**EXTRACTED ENTRIES:**
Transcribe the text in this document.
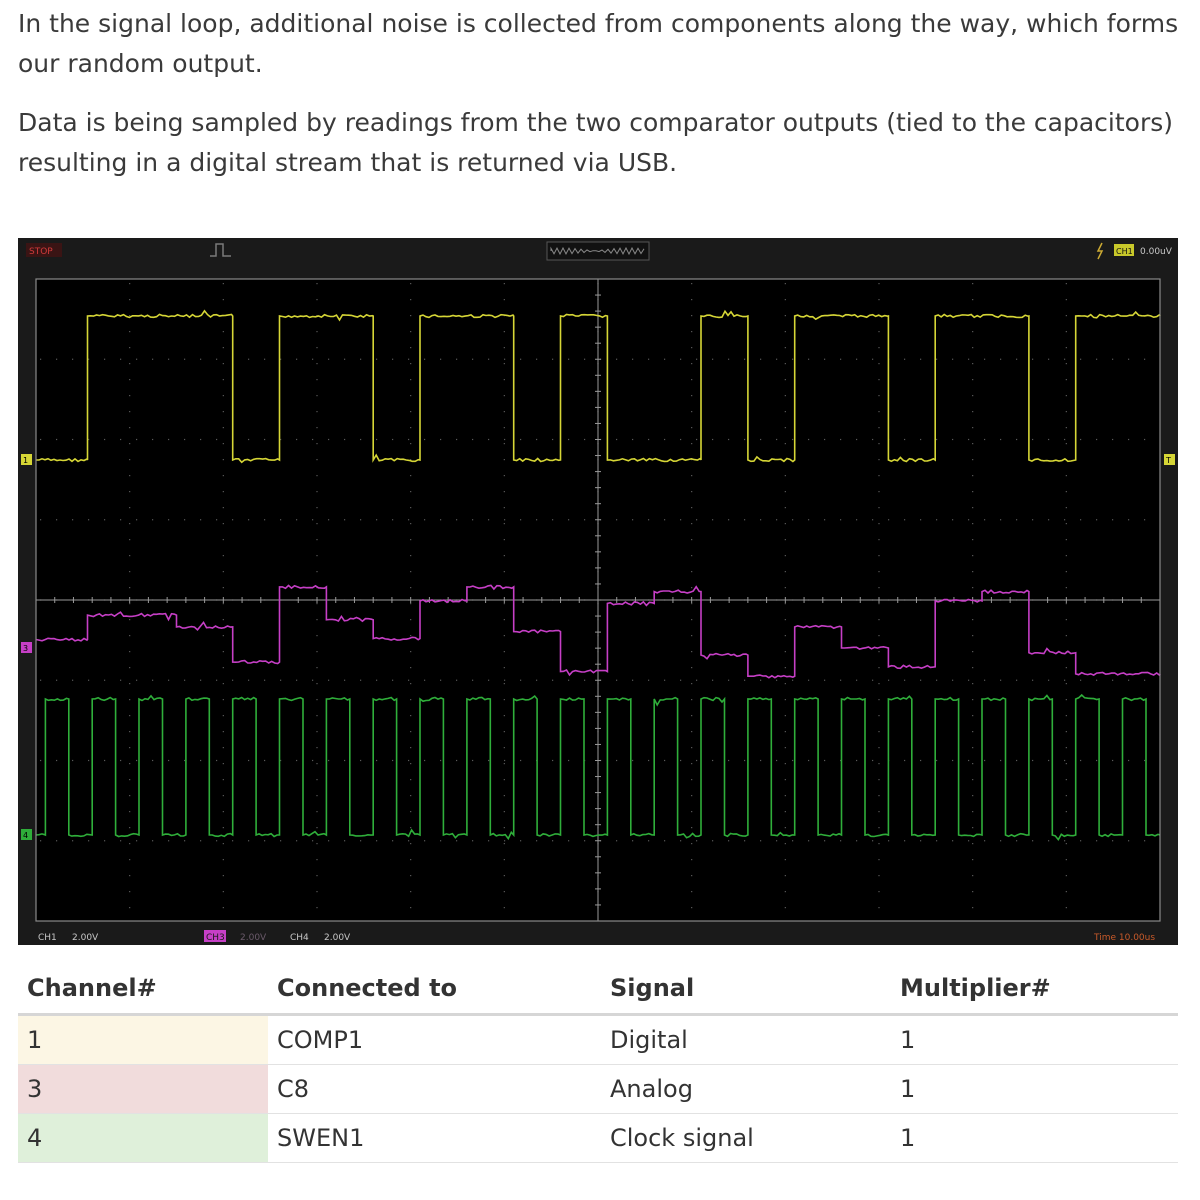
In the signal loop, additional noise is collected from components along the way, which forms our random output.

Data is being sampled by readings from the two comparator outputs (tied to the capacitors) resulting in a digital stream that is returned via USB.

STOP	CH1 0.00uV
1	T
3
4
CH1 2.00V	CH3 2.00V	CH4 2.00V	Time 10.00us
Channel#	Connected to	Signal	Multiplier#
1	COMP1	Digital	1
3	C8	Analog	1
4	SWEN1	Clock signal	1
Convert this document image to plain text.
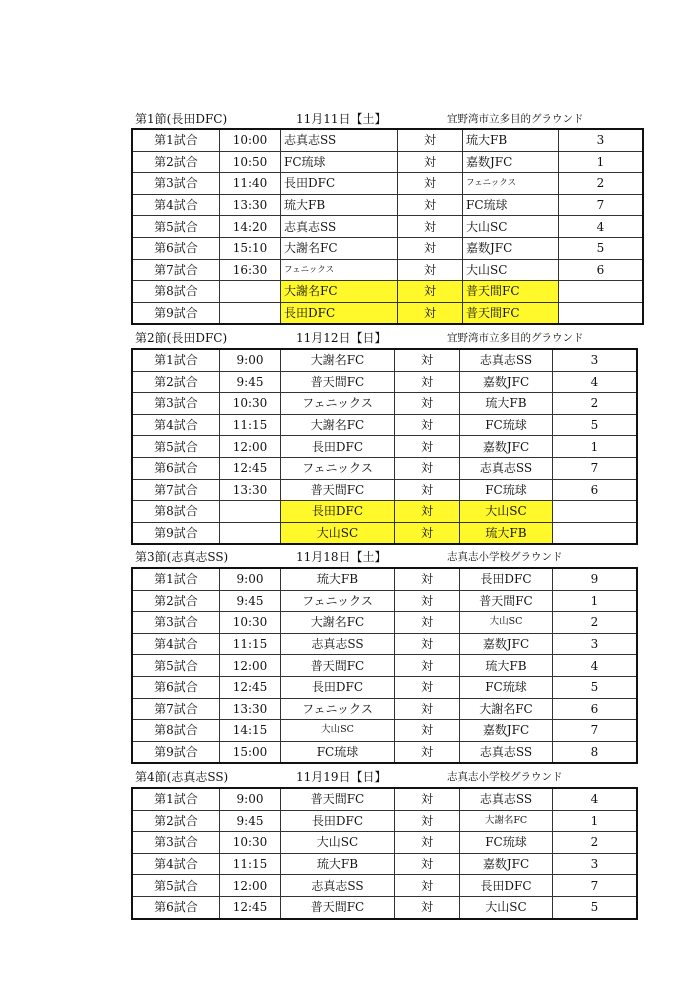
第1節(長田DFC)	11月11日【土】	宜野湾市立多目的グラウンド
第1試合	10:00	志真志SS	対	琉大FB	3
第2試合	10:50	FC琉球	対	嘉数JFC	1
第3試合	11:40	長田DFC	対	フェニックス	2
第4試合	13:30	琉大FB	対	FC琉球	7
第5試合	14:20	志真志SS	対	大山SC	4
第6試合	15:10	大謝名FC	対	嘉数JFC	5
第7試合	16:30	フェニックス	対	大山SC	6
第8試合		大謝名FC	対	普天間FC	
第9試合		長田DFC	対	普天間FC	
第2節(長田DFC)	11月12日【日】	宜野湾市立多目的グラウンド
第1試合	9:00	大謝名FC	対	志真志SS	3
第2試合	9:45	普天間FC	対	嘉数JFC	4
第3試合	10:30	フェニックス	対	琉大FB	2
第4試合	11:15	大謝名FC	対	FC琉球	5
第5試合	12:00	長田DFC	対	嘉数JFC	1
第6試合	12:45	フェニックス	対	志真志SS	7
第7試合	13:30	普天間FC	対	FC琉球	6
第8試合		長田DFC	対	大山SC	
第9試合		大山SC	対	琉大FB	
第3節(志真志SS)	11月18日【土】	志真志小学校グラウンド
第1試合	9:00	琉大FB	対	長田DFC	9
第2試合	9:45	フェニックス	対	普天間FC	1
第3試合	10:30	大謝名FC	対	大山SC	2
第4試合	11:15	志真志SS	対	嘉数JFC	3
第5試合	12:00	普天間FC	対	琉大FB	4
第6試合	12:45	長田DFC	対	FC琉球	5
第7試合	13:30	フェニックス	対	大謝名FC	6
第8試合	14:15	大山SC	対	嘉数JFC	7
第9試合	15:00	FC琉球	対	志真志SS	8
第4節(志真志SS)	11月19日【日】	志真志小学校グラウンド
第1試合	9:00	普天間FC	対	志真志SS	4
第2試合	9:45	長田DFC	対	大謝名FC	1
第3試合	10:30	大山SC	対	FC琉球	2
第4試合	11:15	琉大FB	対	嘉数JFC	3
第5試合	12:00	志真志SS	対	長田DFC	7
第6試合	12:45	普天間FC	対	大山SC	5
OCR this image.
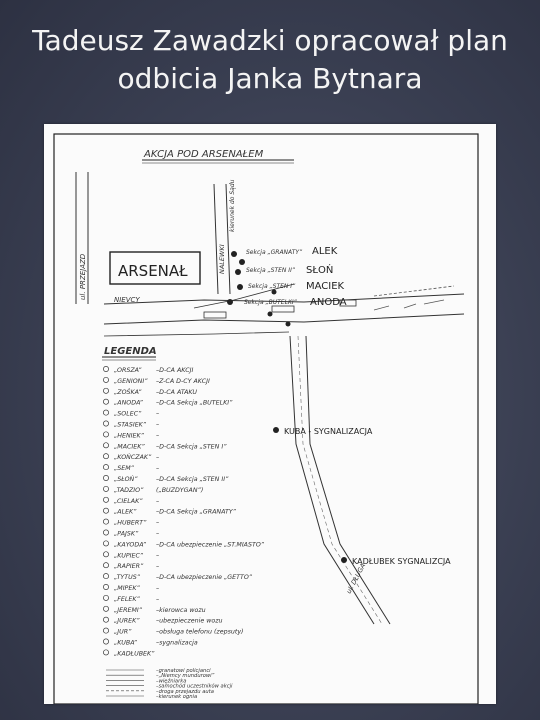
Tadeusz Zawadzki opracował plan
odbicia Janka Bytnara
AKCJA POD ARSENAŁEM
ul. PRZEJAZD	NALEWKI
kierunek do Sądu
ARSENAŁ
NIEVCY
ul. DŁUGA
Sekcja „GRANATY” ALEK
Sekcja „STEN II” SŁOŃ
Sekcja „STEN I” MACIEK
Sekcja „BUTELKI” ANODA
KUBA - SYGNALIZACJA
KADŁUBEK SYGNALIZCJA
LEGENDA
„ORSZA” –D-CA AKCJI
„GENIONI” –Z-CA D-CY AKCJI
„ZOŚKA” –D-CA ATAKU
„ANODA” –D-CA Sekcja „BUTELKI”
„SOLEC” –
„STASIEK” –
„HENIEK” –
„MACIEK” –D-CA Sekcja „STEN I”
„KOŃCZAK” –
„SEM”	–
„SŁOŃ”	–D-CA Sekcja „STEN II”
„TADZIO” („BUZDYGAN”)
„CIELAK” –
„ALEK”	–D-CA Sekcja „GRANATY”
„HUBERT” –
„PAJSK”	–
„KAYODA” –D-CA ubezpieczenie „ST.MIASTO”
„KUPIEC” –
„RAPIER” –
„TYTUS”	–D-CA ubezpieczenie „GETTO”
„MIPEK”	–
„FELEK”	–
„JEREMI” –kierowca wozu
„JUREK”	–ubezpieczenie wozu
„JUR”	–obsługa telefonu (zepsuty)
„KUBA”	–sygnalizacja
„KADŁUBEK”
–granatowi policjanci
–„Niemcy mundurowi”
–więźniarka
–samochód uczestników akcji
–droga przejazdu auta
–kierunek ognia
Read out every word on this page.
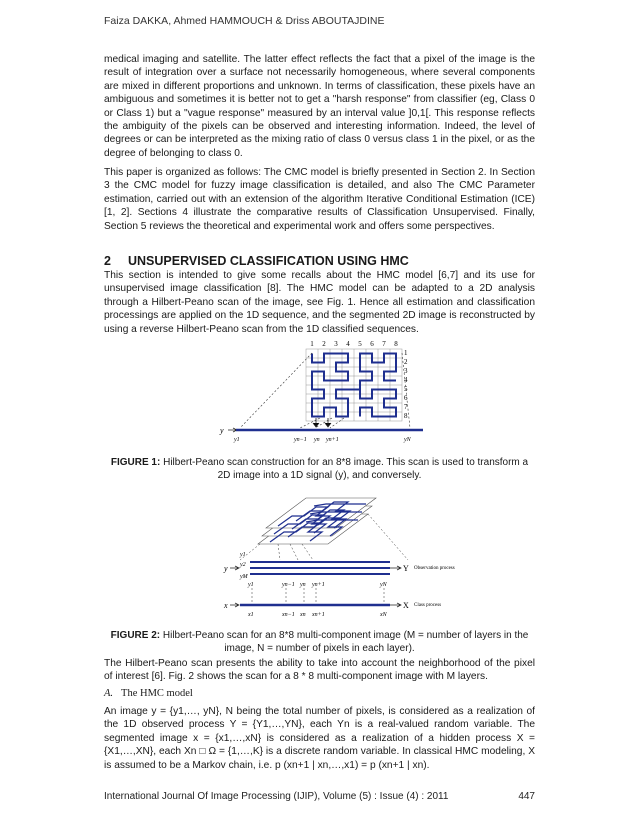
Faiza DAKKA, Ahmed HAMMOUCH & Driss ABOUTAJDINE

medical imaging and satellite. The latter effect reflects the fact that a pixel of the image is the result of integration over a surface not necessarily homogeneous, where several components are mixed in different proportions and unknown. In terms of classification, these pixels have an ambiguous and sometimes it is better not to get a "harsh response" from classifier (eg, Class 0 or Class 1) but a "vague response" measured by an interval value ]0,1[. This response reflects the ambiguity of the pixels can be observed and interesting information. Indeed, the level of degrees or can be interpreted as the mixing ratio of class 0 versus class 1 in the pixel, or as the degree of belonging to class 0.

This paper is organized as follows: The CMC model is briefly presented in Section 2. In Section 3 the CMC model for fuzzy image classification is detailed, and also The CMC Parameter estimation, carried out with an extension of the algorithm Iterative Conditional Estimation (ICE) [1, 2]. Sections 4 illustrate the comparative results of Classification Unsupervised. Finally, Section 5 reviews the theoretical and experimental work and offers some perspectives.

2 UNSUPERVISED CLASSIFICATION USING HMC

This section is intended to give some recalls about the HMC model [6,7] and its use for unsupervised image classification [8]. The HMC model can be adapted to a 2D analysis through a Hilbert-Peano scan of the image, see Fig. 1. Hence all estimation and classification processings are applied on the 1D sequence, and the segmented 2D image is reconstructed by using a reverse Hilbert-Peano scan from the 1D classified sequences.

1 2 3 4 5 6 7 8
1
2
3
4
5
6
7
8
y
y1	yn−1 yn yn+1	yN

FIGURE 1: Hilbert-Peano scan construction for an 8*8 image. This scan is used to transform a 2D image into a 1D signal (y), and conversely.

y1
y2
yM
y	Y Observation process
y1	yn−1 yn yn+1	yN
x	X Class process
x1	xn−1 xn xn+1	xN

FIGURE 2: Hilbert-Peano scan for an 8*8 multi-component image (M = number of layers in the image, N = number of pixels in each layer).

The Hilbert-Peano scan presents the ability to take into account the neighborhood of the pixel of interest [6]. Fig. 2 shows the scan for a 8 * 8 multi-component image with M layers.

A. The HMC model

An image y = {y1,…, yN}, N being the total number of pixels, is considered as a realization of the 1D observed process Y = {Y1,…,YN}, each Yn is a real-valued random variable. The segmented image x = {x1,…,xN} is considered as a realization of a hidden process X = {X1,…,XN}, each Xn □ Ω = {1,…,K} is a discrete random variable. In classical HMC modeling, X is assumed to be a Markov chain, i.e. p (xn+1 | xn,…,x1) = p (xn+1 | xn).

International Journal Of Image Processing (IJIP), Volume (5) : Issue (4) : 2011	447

**TASK:**
Look for "Sekcja" and pull out every line that has it.

**RESULT OF THIS TASK:**
Sekcja „GRANATY” ALEK
Sekcja „STEN II” SŁOŃ
Sekcja „STEN I” MACIEK
Sekcja „BUTELKI” ANODA
„ANODA” –D-CA Sekcja „BUTELKI”
„MACIEK” –D-CA Sekcja „STEN I”
„SŁOŃ”	–D-CA Sekcja „STEN II”
„ALEK”	–D-CA Sekcja „GRANATY”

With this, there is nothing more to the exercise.